* Source material *
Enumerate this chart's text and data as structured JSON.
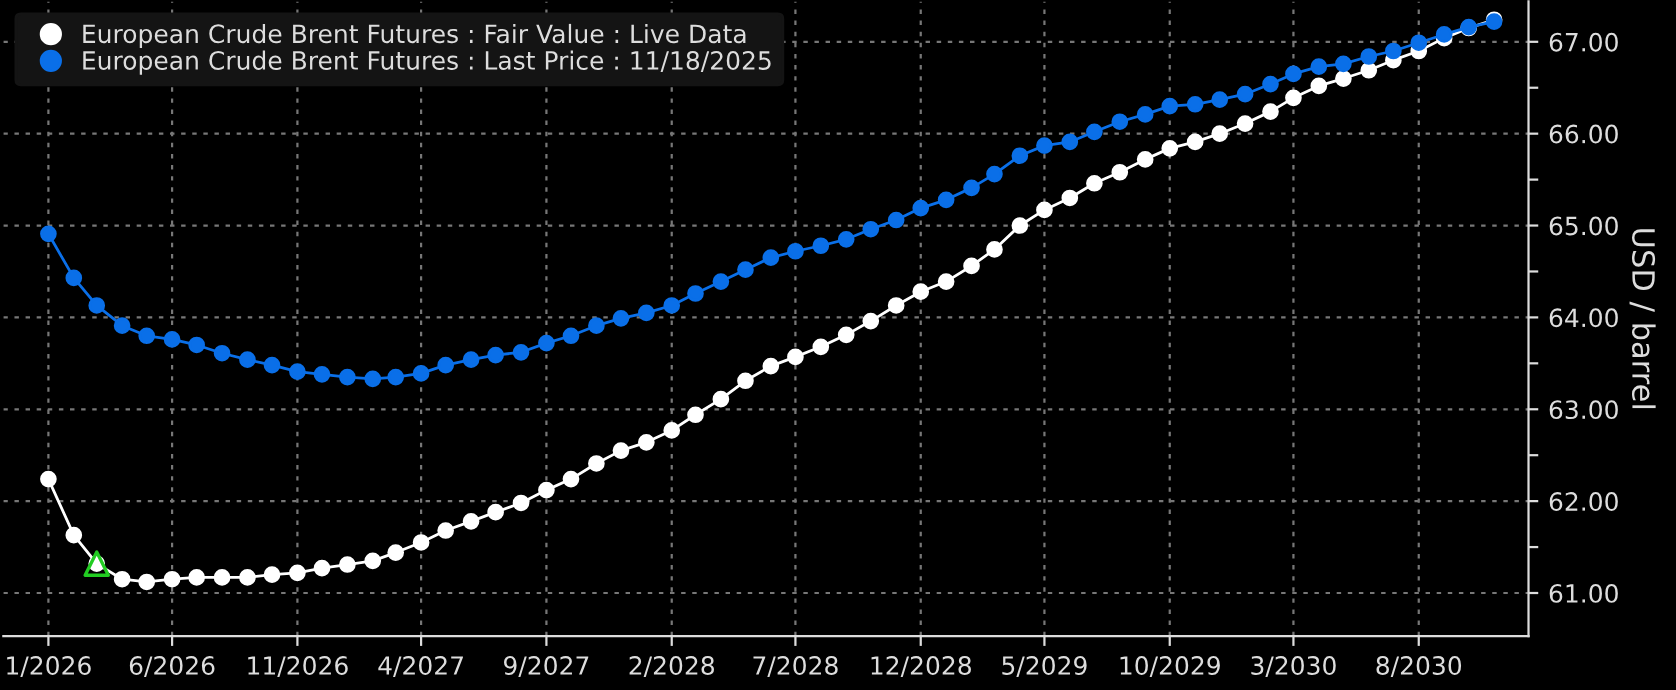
{
  "chart_data": {
    "type": "line",
    "ylabel": "USD / barrel",
    "legend": "top left",
    "grid": true,
    "marker": "circle",
    "line_style": "solid",
    "x": [
      "2026-01",
      "2026-02",
      "2026-03",
      "2026-04",
      "2026-05",
      "2026-06",
      "2026-07",
      "2026-08",
      "2026-09",
      "2026-10",
      "2026-11",
      "2026-12",
      "2027-01",
      "2027-02",
      "2027-03",
      "2027-04",
      "2027-05",
      "2027-06",
      "2027-07",
      "2027-08",
      "2027-09",
      "2027-10",
      "2027-11",
      "2027-12",
      "2028-01",
      "2028-02",
      "2028-03",
      "2028-04",
      "2028-05",
      "2028-06",
      "2028-07",
      "2028-08",
      "2028-09",
      "2028-10",
      "2028-11",
      "2028-12",
      "2029-01",
      "2029-02",
      "2029-03",
      "2029-04",
      "2029-05",
      "2029-06",
      "2029-07",
      "2029-08",
      "2029-09",
      "2029-10",
      "2029-11",
      "2029-12",
      "2030-01",
      "2030-02",
      "2030-03",
      "2030-04",
      "2030-05",
      "2030-06",
      "2030-07",
      "2030-08",
      "2030-09",
      "2030-10",
      "2030-11"
    ],
    "series": [
      {
        "name": "European Crude Brent Futures : Fair Value : Live Data",
        "color": "#ffffff",
        "values": [
          62.24,
          61.63,
          61.32,
          61.15,
          61.12,
          61.15,
          61.17,
          61.17,
          61.17,
          61.2,
          61.22,
          61.27,
          61.31,
          61.35,
          61.44,
          61.55,
          61.68,
          61.78,
          61.88,
          61.98,
          62.12,
          62.24,
          62.41,
          62.55,
          62.64,
          62.77,
          62.94,
          63.11,
          63.31,
          63.47,
          63.57,
          63.68,
          63.81,
          63.96,
          64.13,
          64.28,
          64.39,
          64.56,
          64.74,
          65.0,
          65.17,
          65.3,
          65.46,
          65.58,
          65.72,
          65.84,
          65.91,
          66.0,
          66.11,
          66.24,
          66.39,
          66.52,
          66.6,
          66.69,
          66.8,
          66.9,
          67.04,
          67.15,
          67.24
        ]
      },
      {
        "name": "European Crude Brent Futures : Last Price : 11/18/2025",
        "color": "#0a6fe8",
        "values": [
          64.91,
          64.43,
          64.13,
          63.91,
          63.8,
          63.76,
          63.7,
          63.61,
          63.54,
          63.48,
          63.41,
          63.38,
          63.35,
          63.33,
          63.35,
          63.39,
          63.48,
          63.54,
          63.59,
          63.62,
          63.72,
          63.8,
          63.91,
          63.99,
          64.05,
          64.13,
          64.26,
          64.39,
          64.52,
          64.65,
          64.72,
          64.78,
          64.85,
          64.96,
          65.06,
          65.19,
          65.28,
          65.41,
          65.56,
          65.76,
          65.87,
          65.91,
          66.02,
          66.13,
          66.21,
          66.3,
          66.32,
          66.37,
          66.43,
          66.54,
          66.65,
          66.73,
          66.76,
          66.84,
          66.9,
          66.99,
          67.08,
          67.16,
          67.22
        ]
      },
      {
        "type": "scatter",
        "marker": "triangle",
        "color": "#22cc22",
        "x": [
          "2026-03"
        ],
        "values": [
          61.32
        ]
      }
    ],
    "xlim": [
      "2025-11-07",
      "2030-12-13"
    ],
    "xticks": [
      {
        "value": "2026-01",
        "label": "1/2026"
      },
      {
        "value": "2026-06",
        "label": "6/2026"
      },
      {
        "value": "2026-11",
        "label": "11/2026"
      },
      {
        "value": "2027-04",
        "label": "4/2027"
      },
      {
        "value": "2027-09",
        "label": "9/2027"
      },
      {
        "value": "2028-02",
        "label": "2/2028"
      },
      {
        "value": "2028-07",
        "label": "7/2028"
      },
      {
        "value": "2028-12",
        "label": "12/2028"
      },
      {
        "value": "2029-05",
        "label": "5/2029"
      },
      {
        "value": "2029-10",
        "label": "10/2029"
      },
      {
        "value": "2030-03",
        "label": "3/2030"
      },
      {
        "value": "2030-08",
        "label": "8/2030"
      }
    ],
    "ylim": [
      60.53,
      67.44
    ],
    "yticks": [
      {
        "value": 61,
        "label": "61.00"
      },
      {
        "value": 61.5,
        "label": null
      },
      {
        "value": 62,
        "label": "62.00"
      },
      {
        "value": 62.5,
        "label": null
      },
      {
        "value": 63,
        "label": "63.00"
      },
      {
        "value": 63.5,
        "label": null
      },
      {
        "value": 64,
        "label": "64.00"
      },
      {
        "value": 64.5,
        "label": null
      },
      {
        "value": 65,
        "label": "65.00"
      },
      {
        "value": 65.5,
        "label": null
      },
      {
        "value": 66,
        "label": "66.00"
      },
      {
        "value": 66.5,
        "label": null
      },
      {
        "value": 67,
        "label": "67.00"
      }
    ]
  }
}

* Exercise goal *
Repeat the data exactly in full, omitting its pictures.

* Solution to the problem *
Enumerate this chart's text and data as structured JSON.
{
  "chart_data": {
    "type": "line",
    "ylabel": "USD / barrel",
    "legend": "top left",
    "grid": true,
    "marker": "circle",
    "line_style": "solid",
    "x": [
      "2026-01",
      "2026-02",
      "2026-03",
      "2026-04",
      "2026-05",
      "2026-06",
      "2026-07",
      "2026-08",
      "2026-09",
      "2026-10",
      "2026-11",
      "2026-12",
      "2027-01",
      "2027-02",
      "2027-03",
      "2027-04",
      "2027-05",
      "2027-06",
      "2027-07",
      "2027-08",
      "2027-09",
      "2027-10",
      "2027-11",
      "2027-12",
      "2028-01",
      "2028-02",
      "2028-03",
      "2028-04",
      "2028-05",
      "2028-06",
      "2028-07",
      "2028-08",
      "2028-09",
      "2028-10",
      "2028-11",
      "2028-12",
      "2029-01",
      "2029-02",
      "2029-03",
      "2029-04",
      "2029-05",
      "2029-06",
      "2029-07",
      "2029-08",
      "2029-09",
      "2029-10",
      "2029-11",
      "2029-12",
      "2030-01",
      "2030-02",
      "2030-03",
      "2030-04",
      "2030-05",
      "2030-06",
      "2030-07",
      "2030-08",
      "2030-09",
      "2030-10",
      "2030-11"
    ],
    "series": [
      {
        "name": "European Crude Brent Futures : Fair Value : Live Data",
        "color": "#ffffff",
        "values": [
          62.24,
          61.63,
          61.32,
          61.15,
          61.12,
          61.15,
          61.17,
          61.17,
          61.17,
          61.2,
          61.22,
          61.27,
          61.31,
          61.35,
          61.44,
          61.55,
          61.68,
          61.78,
          61.88,
          61.98,
          62.12,
          62.24,
          62.41,
          62.55,
          62.64,
          62.77,
          62.94,
          63.11,
          63.31,
          63.47,
          63.57,
          63.68,
          63.81,
          63.96,
          64.13,
          64.28,
          64.39,
          64.56,
          64.74,
          65.0,
          65.17,
          65.3,
          65.46,
          65.58,
          65.72,
          65.84,
          65.91,
          66.0,
          66.11,
          66.24,
          66.39,
          66.52,
          66.6,
          66.69,
          66.8,
          66.9,
          67.04,
          67.15,
          67.24
        ]
      },
      {
        "name": "European Crude Brent Futures : Last Price : 11/18/2025",
        "color": "#0a6fe8",
        "values": [
          64.91,
          64.43,
          64.13,
          63.91,
          63.8,
          63.76,
          63.7,
          63.61,
          63.54,
          63.48,
          63.41,
          63.38,
          63.35,
          63.33,
          63.35,
          63.39,
          63.48,
          63.54,
          63.59,
          63.62,
          63.72,
          63.8,
          63.91,
          63.99,
          64.05,
          64.13,
          64.26,
          64.39,
          64.52,
          64.65,
          64.72,
          64.78,
          64.85,
          64.96,
          65.06,
          65.19,
          65.28,
          65.41,
          65.56,
          65.76,
          65.87,
          65.91,
          66.02,
          66.13,
          66.21,
          66.3,
          66.32,
          66.37,
          66.43,
          66.54,
          66.65,
          66.73,
          66.76,
          66.84,
          66.9,
          66.99,
          67.08,
          67.16,
          67.22
        ]
      },
      {
        "type": "scatter",
        "marker": "triangle",
        "color": "#22cc22",
        "x": [
          "2026-03"
        ],
        "values": [
          61.32
        ]
      }
    ],
    "xlim": [
      "2025-11-07",
      "2030-12-13"
    ],
    "xticks": [
      {
        "value": "2026-01",
        "label": "1/2026"
      },
      {
        "value": "2026-06",
        "label": "6/2026"
      },
      {
        "value": "2026-11",
        "label": "11/2026"
      },
      {
        "value": "2027-04",
        "label": "4/2027"
      },
      {
        "value": "2027-09",
        "label": "9/2027"
      },
      {
        "value": "2028-02",
        "label": "2/2028"
      },
      {
        "value": "2028-07",
        "label": "7/2028"
      },
      {
        "value": "2028-12",
        "label": "12/2028"
      },
      {
        "value": "2029-05",
        "label": "5/2029"
      },
      {
        "value": "2029-10",
        "label": "10/2029"
      },
      {
        "value": "2030-03",
        "label": "3/2030"
      },
      {
        "value": "2030-08",
        "label": "8/2030"
      }
    ],
    "ylim": [
      60.53,
      67.44
    ],
    "yticks": [
      {
        "value": 61,
        "label": "61.00"
      },
      {
        "value": 61.5,
        "label": null
      },
      {
        "value": 62,
        "label": "62.00"
      },
      {
        "value": 62.5,
        "label": null
      },
      {
        "value": 63,
        "label": "63.00"
      },
      {
        "value": 63.5,
        "label": null
      },
      {
        "value": 64,
        "label": "64.00"
      },
      {
        "value": 64.5,
        "label": null
      },
      {
        "value": 65,
        "label": "65.00"
      },
      {
        "value": 65.5,
        "label": null
      },
      {
        "value": 66,
        "label": "66.00"
      },
      {
        "value": 66.5,
        "label": null
      },
      {
        "value": 67,
        "label": "67.00"
      }
    ]
  }
}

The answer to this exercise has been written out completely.